***** DATA TO USE *****
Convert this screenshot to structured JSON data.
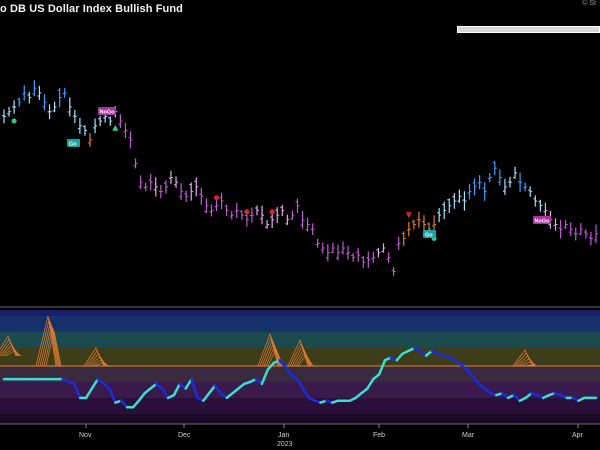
{
  "header": {
    "title": "o DB US Dollar Index Bullish Fund",
    "watermark": "© St"
  },
  "search": {
    "placeholder": ""
  },
  "labels": {
    "go_1": "Go",
    "nogo_1": "NoGo",
    "go_2": "Go",
    "nogo_2": "NoGo"
  },
  "x_axis": {
    "months": [
      "Nov",
      "Dec",
      "Jan",
      "Feb",
      "Mar",
      "Apr"
    ],
    "year": "2023"
  },
  "colors": {
    "background": "#000000",
    "strong_go": "#3aa0ff",
    "weak_go": "#9ee7ff",
    "nogo": "#c05ad6",
    "weak_nogo": "#e8a8f0",
    "transition": "#e87b2e",
    "oscillator_up": "#38e0d0",
    "oscillator_down": "#1a2be0",
    "go_label_bg": "#1aa3a3",
    "nogo_label_bg": "#a8319c"
  },
  "chart_data": {
    "type": "line",
    "title": "o DB US Dollar Index Bullish Fund",
    "xlabel": "",
    "ylabel": "",
    "x_ticks": [
      "Nov",
      "Dec",
      "2023",
      "Jan",
      "Feb",
      "Mar",
      "Apr"
    ],
    "grid": false,
    "price_series": [
      {
        "i": 0,
        "close": 0.76,
        "c": "weak_go"
      },
      {
        "i": 1,
        "close": 0.78,
        "c": "weak_go"
      },
      {
        "i": 2,
        "close": 0.8,
        "c": "weak_go"
      },
      {
        "i": 3,
        "close": 0.82,
        "c": "strong_go"
      },
      {
        "i": 4,
        "close": 0.86,
        "c": "strong_go"
      },
      {
        "i": 5,
        "close": 0.84,
        "c": "weak_go"
      },
      {
        "i": 6,
        "close": 0.88,
        "c": "strong_go"
      },
      {
        "i": 7,
        "close": 0.86,
        "c": "weak_go"
      },
      {
        "i": 8,
        "close": 0.82,
        "c": "strong_go"
      },
      {
        "i": 9,
        "close": 0.78,
        "c": "weak_go"
      },
      {
        "i": 10,
        "close": 0.8,
        "c": "weak_go"
      },
      {
        "i": 11,
        "close": 0.84,
        "c": "strong_go"
      },
      {
        "i": 12,
        "close": 0.86,
        "c": "strong_go"
      },
      {
        "i": 13,
        "close": 0.8,
        "c": "weak_go"
      },
      {
        "i": 14,
        "close": 0.76,
        "c": "weak_go"
      },
      {
        "i": 15,
        "close": 0.72,
        "c": "weak_go"
      },
      {
        "i": 16,
        "close": 0.7,
        "c": "weak_go"
      },
      {
        "i": 17,
        "close": 0.66,
        "c": "transition"
      },
      {
        "i": 18,
        "close": 0.72,
        "c": "weak_go"
      },
      {
        "i": 19,
        "close": 0.74,
        "c": "weak_go"
      },
      {
        "i": 20,
        "close": 0.76,
        "c": "weak_go"
      },
      {
        "i": 21,
        "close": 0.74,
        "c": "weak_go"
      },
      {
        "i": 22,
        "close": 0.78,
        "c": "weak_go"
      },
      {
        "i": 23,
        "close": 0.74,
        "c": "nogo"
      },
      {
        "i": 24,
        "close": 0.7,
        "c": "nogo"
      },
      {
        "i": 25,
        "close": 0.66,
        "c": "nogo"
      },
      {
        "i": 26,
        "close": 0.56,
        "c": "nogo"
      },
      {
        "i": 27,
        "close": 0.48,
        "c": "nogo"
      },
      {
        "i": 28,
        "close": 0.46,
        "c": "nogo"
      },
      {
        "i": 29,
        "close": 0.48,
        "c": "nogo"
      },
      {
        "i": 30,
        "close": 0.46,
        "c": "weak_nogo"
      },
      {
        "i": 31,
        "close": 0.44,
        "c": "nogo"
      },
      {
        "i": 32,
        "close": 0.46,
        "c": "nogo"
      },
      {
        "i": 33,
        "close": 0.5,
        "c": "weak_nogo"
      },
      {
        "i": 34,
        "close": 0.48,
        "c": "weak_nogo"
      },
      {
        "i": 35,
        "close": 0.44,
        "c": "nogo"
      },
      {
        "i": 36,
        "close": 0.42,
        "c": "nogo"
      },
      {
        "i": 37,
        "close": 0.44,
        "c": "weak_nogo"
      },
      {
        "i": 38,
        "close": 0.46,
        "c": "weak_nogo"
      },
      {
        "i": 39,
        "close": 0.42,
        "c": "nogo"
      },
      {
        "i": 40,
        "close": 0.38,
        "c": "nogo"
      },
      {
        "i": 41,
        "close": 0.36,
        "c": "nogo"
      },
      {
        "i": 42,
        "close": 0.38,
        "c": "nogo"
      },
      {
        "i": 43,
        "close": 0.4,
        "c": "nogo"
      },
      {
        "i": 44,
        "close": 0.36,
        "c": "nogo"
      },
      {
        "i": 45,
        "close": 0.34,
        "c": "nogo"
      },
      {
        "i": 46,
        "close": 0.36,
        "c": "nogo"
      },
      {
        "i": 47,
        "close": 0.34,
        "c": "nogo"
      },
      {
        "i": 48,
        "close": 0.32,
        "c": "nogo"
      },
      {
        "i": 49,
        "close": 0.34,
        "c": "nogo"
      },
      {
        "i": 50,
        "close": 0.36,
        "c": "weak_nogo"
      },
      {
        "i": 51,
        "close": 0.34,
        "c": "weak_nogo"
      },
      {
        "i": 52,
        "close": 0.3,
        "c": "weak_nogo"
      },
      {
        "i": 53,
        "close": 0.32,
        "c": "weak_nogo"
      },
      {
        "i": 54,
        "close": 0.34,
        "c": "weak_nogo"
      },
      {
        "i": 55,
        "close": 0.36,
        "c": "weak_nogo"
      },
      {
        "i": 56,
        "close": 0.32,
        "c": "weak_nogo"
      },
      {
        "i": 57,
        "close": 0.34,
        "c": "nogo"
      },
      {
        "i": 58,
        "close": 0.38,
        "c": "nogo"
      },
      {
        "i": 59,
        "close": 0.32,
        "c": "nogo"
      },
      {
        "i": 60,
        "close": 0.3,
        "c": "nogo"
      },
      {
        "i": 61,
        "close": 0.28,
        "c": "nogo"
      },
      {
        "i": 62,
        "close": 0.22,
        "c": "nogo"
      },
      {
        "i": 63,
        "close": 0.2,
        "c": "nogo"
      },
      {
        "i": 64,
        "close": 0.18,
        "c": "nogo"
      },
      {
        "i": 65,
        "close": 0.2,
        "c": "nogo"
      },
      {
        "i": 66,
        "close": 0.18,
        "c": "nogo"
      },
      {
        "i": 67,
        "close": 0.2,
        "c": "nogo"
      },
      {
        "i": 68,
        "close": 0.18,
        "c": "nogo"
      },
      {
        "i": 69,
        "close": 0.16,
        "c": "nogo"
      },
      {
        "i": 70,
        "close": 0.17,
        "c": "nogo"
      },
      {
        "i": 71,
        "close": 0.14,
        "c": "nogo"
      },
      {
        "i": 72,
        "close": 0.15,
        "c": "nogo"
      },
      {
        "i": 73,
        "close": 0.16,
        "c": "nogo"
      },
      {
        "i": 74,
        "close": 0.18,
        "c": "weak_nogo"
      },
      {
        "i": 75,
        "close": 0.2,
        "c": "weak_nogo"
      },
      {
        "i": 76,
        "close": 0.16,
        "c": "nogo"
      },
      {
        "i": 77,
        "close": 0.1,
        "c": "nogo"
      },
      {
        "i": 78,
        "close": 0.22,
        "c": "nogo"
      },
      {
        "i": 79,
        "close": 0.24,
        "c": "transition"
      },
      {
        "i": 80,
        "close": 0.28,
        "c": "transition"
      },
      {
        "i": 81,
        "close": 0.3,
        "c": "transition"
      },
      {
        "i": 82,
        "close": 0.32,
        "c": "transition"
      },
      {
        "i": 83,
        "close": 0.3,
        "c": "transition"
      },
      {
        "i": 84,
        "close": 0.28,
        "c": "transition"
      },
      {
        "i": 85,
        "close": 0.3,
        "c": "transition"
      },
      {
        "i": 86,
        "close": 0.34,
        "c": "weak_go"
      },
      {
        "i": 87,
        "close": 0.36,
        "c": "weak_go"
      },
      {
        "i": 88,
        "close": 0.38,
        "c": "weak_go"
      },
      {
        "i": 89,
        "close": 0.4,
        "c": "weak_go"
      },
      {
        "i": 90,
        "close": 0.42,
        "c": "weak_go"
      },
      {
        "i": 91,
        "close": 0.4,
        "c": "weak_go"
      },
      {
        "i": 92,
        "close": 0.44,
        "c": "strong_go"
      },
      {
        "i": 93,
        "close": 0.46,
        "c": "strong_go"
      },
      {
        "i": 94,
        "close": 0.48,
        "c": "strong_go"
      },
      {
        "i": 95,
        "close": 0.44,
        "c": "strong_go"
      },
      {
        "i": 96,
        "close": 0.5,
        "c": "strong_go"
      },
      {
        "i": 97,
        "close": 0.54,
        "c": "strong_go"
      },
      {
        "i": 98,
        "close": 0.5,
        "c": "strong_go"
      },
      {
        "i": 99,
        "close": 0.46,
        "c": "weak_go"
      },
      {
        "i": 100,
        "close": 0.48,
        "c": "weak_go"
      },
      {
        "i": 101,
        "close": 0.52,
        "c": "weak_go"
      },
      {
        "i": 102,
        "close": 0.48,
        "c": "strong_go"
      },
      {
        "i": 103,
        "close": 0.46,
        "c": "strong_go"
      },
      {
        "i": 104,
        "close": 0.44,
        "c": "weak_go"
      },
      {
        "i": 105,
        "close": 0.4,
        "c": "weak_go"
      },
      {
        "i": 106,
        "close": 0.38,
        "c": "weak_go"
      },
      {
        "i": 107,
        "close": 0.36,
        "c": "weak_nogo"
      },
      {
        "i": 108,
        "close": 0.32,
        "c": "weak_nogo"
      },
      {
        "i": 109,
        "close": 0.3,
        "c": "weak_nogo"
      },
      {
        "i": 110,
        "close": 0.28,
        "c": "nogo"
      },
      {
        "i": 111,
        "close": 0.3,
        "c": "nogo"
      },
      {
        "i": 112,
        "close": 0.28,
        "c": "nogo"
      },
      {
        "i": 113,
        "close": 0.26,
        "c": "nogo"
      },
      {
        "i": 114,
        "close": 0.28,
        "c": "nogo"
      },
      {
        "i": 115,
        "close": 0.26,
        "c": "nogo"
      },
      {
        "i": 116,
        "close": 0.24,
        "c": "nogo"
      },
      {
        "i": 117,
        "close": 0.26,
        "c": "nogo"
      }
    ],
    "oscillator": [
      0.35,
      0.35,
      0.35,
      0.35,
      0.35,
      0.35,
      0.35,
      0.35,
      0.35,
      0.35,
      0.35,
      0.32,
      0.3,
      0.15,
      0.15,
      0.25,
      0.35,
      0.3,
      0.25,
      0.1,
      0.12,
      0.05,
      0.05,
      0.12,
      0.2,
      0.25,
      0.3,
      0.25,
      0.15,
      0.18,
      0.3,
      0.25,
      0.35,
      0.15,
      0.12,
      0.2,
      0.28,
      0.2,
      0.15,
      0.2,
      0.25,
      0.3,
      0.32,
      0.35,
      0.3,
      0.45,
      0.52,
      0.55,
      0.48,
      0.4,
      0.35,
      0.25,
      0.15,
      0.12,
      0.1,
      0.12,
      0.1,
      0.12,
      0.12,
      0.12,
      0.15,
      0.2,
      0.25,
      0.35,
      0.4,
      0.55,
      0.58,
      0.55,
      0.62,
      0.65,
      0.68,
      0.65,
      0.6,
      0.65,
      0.62,
      0.6,
      0.58,
      0.55,
      0.5,
      0.45,
      0.38,
      0.3,
      0.25,
      0.2,
      0.18,
      0.2,
      0.15,
      0.18,
      0.12,
      0.15,
      0.2,
      0.18,
      0.15,
      0.18,
      0.2,
      0.18,
      0.15,
      0.15,
      0.12,
      0.15,
      0.15,
      0.15
    ],
    "signals": [
      {
        "i": 2,
        "type": "dot",
        "color": "#26d07c"
      },
      {
        "i": 22,
        "type": "triangle_up",
        "color": "#26d07c"
      },
      {
        "i": 42,
        "type": "dot",
        "color": "#e0202a"
      },
      {
        "i": 48,
        "type": "dot",
        "color": "#e0202a"
      },
      {
        "i": 53,
        "type": "dot",
        "color": "#e0202a"
      },
      {
        "i": 80,
        "type": "triangle_down",
        "color": "#e0202a"
      },
      {
        "i": 85,
        "type": "dot",
        "color": "#26d07c"
      }
    ]
  }
}
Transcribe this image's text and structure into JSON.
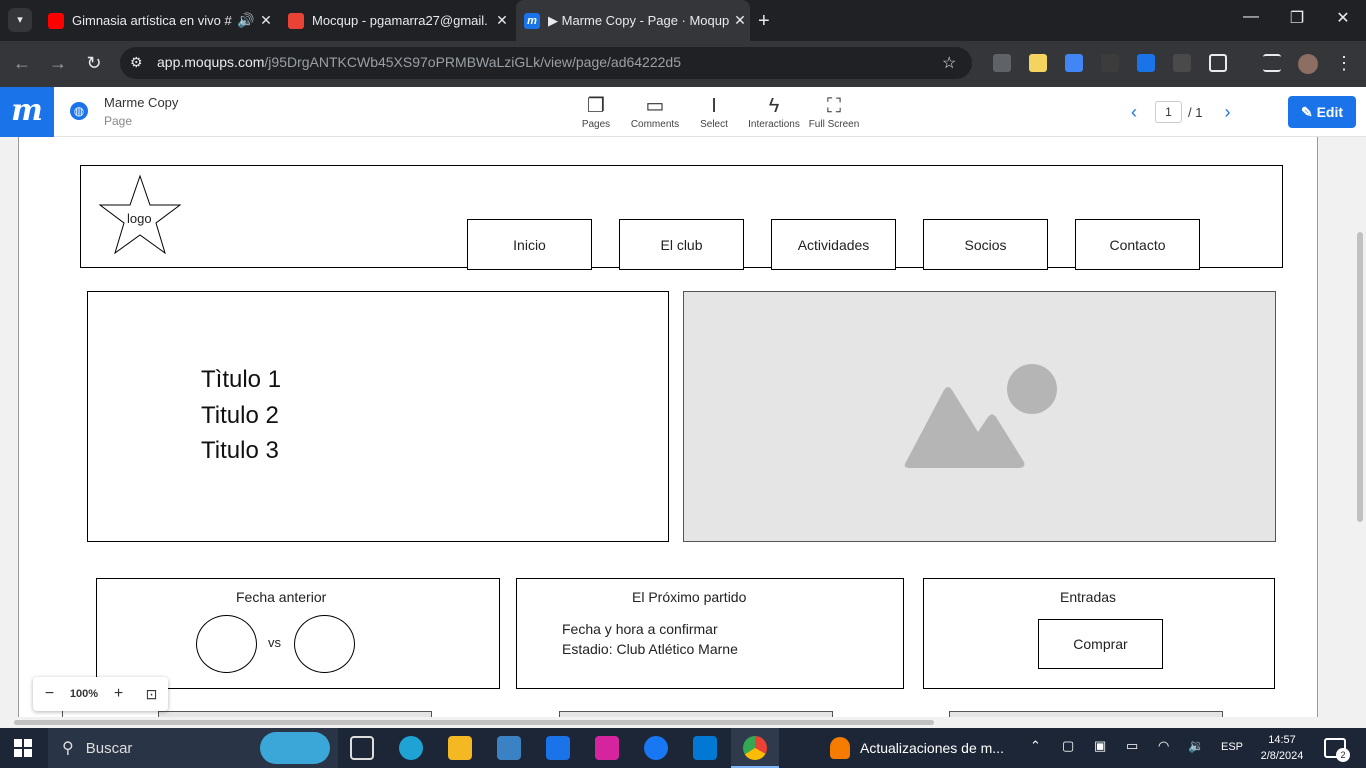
{
  "browser": {
    "tabs": [
      {
        "title": "Gimnasia artística en vivo #",
        "icon": "youtube-icon",
        "color": "#ff0000"
      },
      {
        "title": "Mocqup - pgamarra27@gmail.",
        "icon": "gmail-icon",
        "color": "#ea4335"
      },
      {
        "title": "▶ Marme Copy - Page · Moqup",
        "icon": "moqups-icon",
        "color": "#1a73e8"
      }
    ],
    "url_host": "app.moqups.com",
    "url_path": "/j95DrgANTKCWb45XS97oPRMBWaLziGLk/view/page/ad64222d5"
  },
  "app": {
    "logo": "m",
    "doc_title": "Marme Copy",
    "doc_subtitle": "Page",
    "toolbar": [
      {
        "label": "Pages",
        "icon": "pages-icon"
      },
      {
        "label": "Comments",
        "icon": "comments-icon"
      },
      {
        "label": "Select",
        "icon": "select-icon"
      },
      {
        "label": "Interactions",
        "icon": "interactions-icon"
      },
      {
        "label": "Full Screen",
        "icon": "fullscreen-icon"
      }
    ],
    "page_current": "1",
    "page_total": "/ 1",
    "edit_label": "Edit"
  },
  "mockup": {
    "logo_text": "logo",
    "nav": [
      "Inicio",
      "El club",
      "Actividades",
      "Socios",
      "Contacto"
    ],
    "titles": [
      "Tìtulo 1",
      "Titulo 2",
      "Titulo 3"
    ],
    "sections": {
      "previous": {
        "title": "Fecha anterior",
        "vs": "vs"
      },
      "next": {
        "title": "El Próximo partido",
        "line1": "Fecha y hora a confirmar",
        "line2": "Estadio: Club Atlético Marne"
      },
      "tickets": {
        "title": "Entradas",
        "button": "Comprar"
      }
    }
  },
  "zoom": {
    "level": "100%",
    "minus": "−",
    "plus": "+"
  },
  "taskbar": {
    "search_label": "Buscar",
    "notification": "Actualizaciones de m...",
    "lang": "ESP",
    "time": "14:57",
    "date": "2/8/2024",
    "badge": "2"
  }
}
*****
PROBLEM STATEMENT: Show the lines of the records that include the string "Fecha".

RESPONSE:
        "title": "Fecha anterior",
        "line1": "Fecha y hora a confirmar",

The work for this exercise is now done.